WRITTEN EXERCISE:
Write out the listing below in full and exactly, leaving out every picture.

## Start

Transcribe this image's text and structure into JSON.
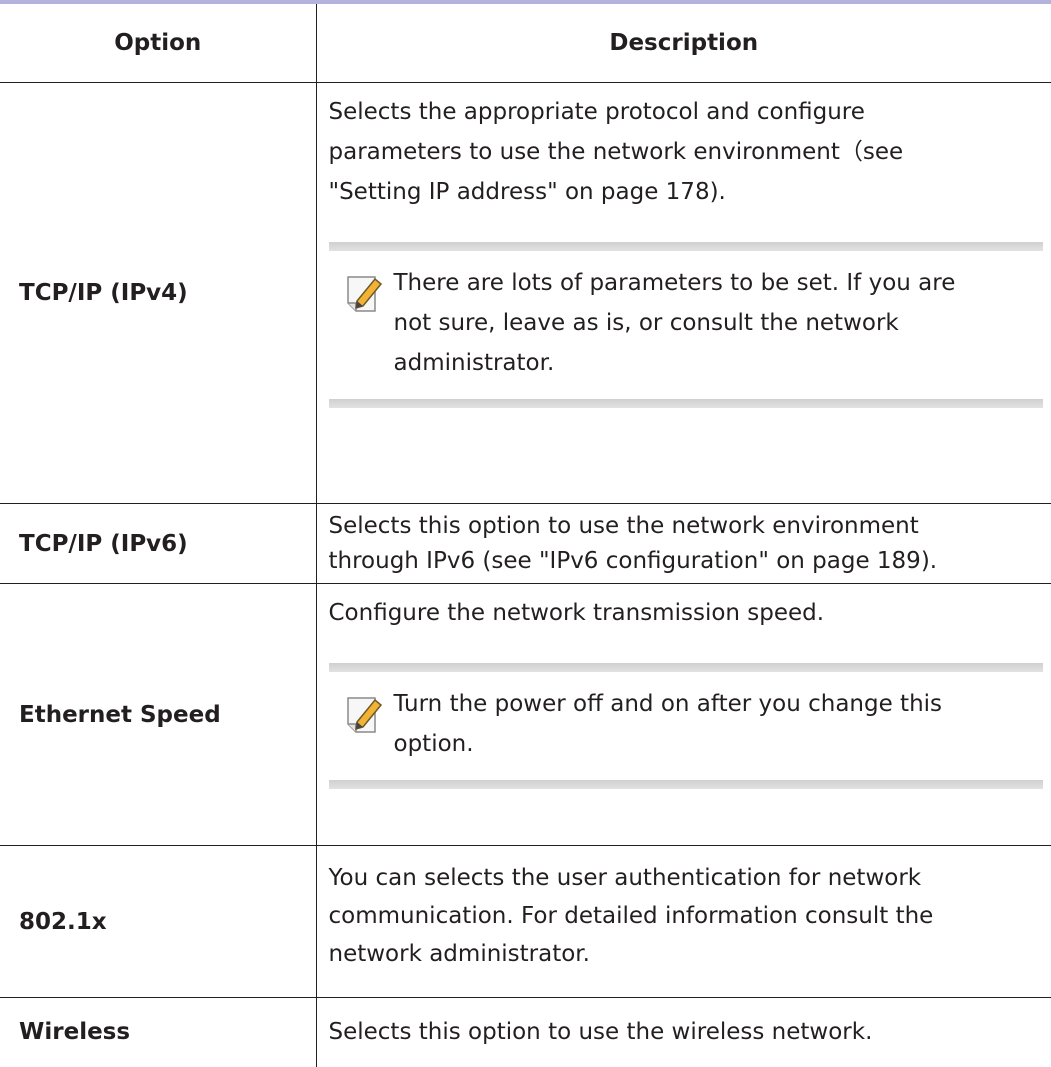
{
  "table": {
    "headers": {
      "option": "Option",
      "description": "Description"
    },
    "rows": [
      {
        "option": "TCP/IP (IPv4)",
        "description": [
          "Selects the appropriate protocol and configure",
          "parameters to use the network environment（see",
          "\"Setting IP address\" on page 178)."
        ],
        "note": [
          "There are lots of parameters to be set. If you are",
          "not sure, leave as is, or consult the network",
          "administrator."
        ]
      },
      {
        "option": "TCP/IP (IPv6)",
        "description": [
          "Selects this option to use the network environment",
          "through IPv6 (see \"IPv6 configuration\" on page 189)."
        ]
      },
      {
        "option": "Ethernet Speed",
        "description": [
          "Configure the network transmission speed."
        ],
        "note": [
          "Turn the power off and on after you change this",
          "option."
        ]
      },
      {
        "option": "802.1x",
        "description": [
          "You can selects the user authentication for network",
          "communication. For detailed information consult the",
          "network administrator."
        ]
      },
      {
        "option": "Wireless",
        "description": [
          "Selects this option to use the wireless network."
        ]
      }
    ]
  },
  "icons": {
    "note": "note-pencil-icon"
  },
  "colors": {
    "top_rule": "#b3b3de",
    "note_bar": "#d6d6d6",
    "pencil": "#f2b233"
  }
}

## End

FINAL RESULT:
Transcribe this image's text and structure into JSON.
{
  "table": {
    "headers": {
      "option": "Option",
      "description": "Description"
    },
    "rows": [
      {
        "option": "TCP/IP (IPv4)",
        "description": [
          "Selects the appropriate protocol and configure",
          "parameters to use the network environment（see",
          "\"Setting IP address\" on page 178)."
        ],
        "note": [
          "There are lots of parameters to be set. If you are",
          "not sure, leave as is, or consult the network",
          "administrator."
        ]
      },
      {
        "option": "TCP/IP (IPv6)",
        "description": [
          "Selects this option to use the network environment",
          "through IPv6 (see \"IPv6 configuration\" on page 189)."
        ]
      },
      {
        "option": "Ethernet Speed",
        "description": [
          "Configure the network transmission speed."
        ],
        "note": [
          "Turn the power off and on after you change this",
          "option."
        ]
      },
      {
        "option": "802.1x",
        "description": [
          "You can selects the user authentication for network",
          "communication. For detailed information consult the",
          "network administrator."
        ]
      },
      {
        "option": "Wireless",
        "description": [
          "Selects this option to use the wireless network."
        ]
      }
    ]
  },
  "icons": {
    "note": "note-pencil-icon"
  },
  "colors": {
    "top_rule": "#b3b3de",
    "note_bar": "#d6d6d6",
    "pencil": "#f2b233"
  }
}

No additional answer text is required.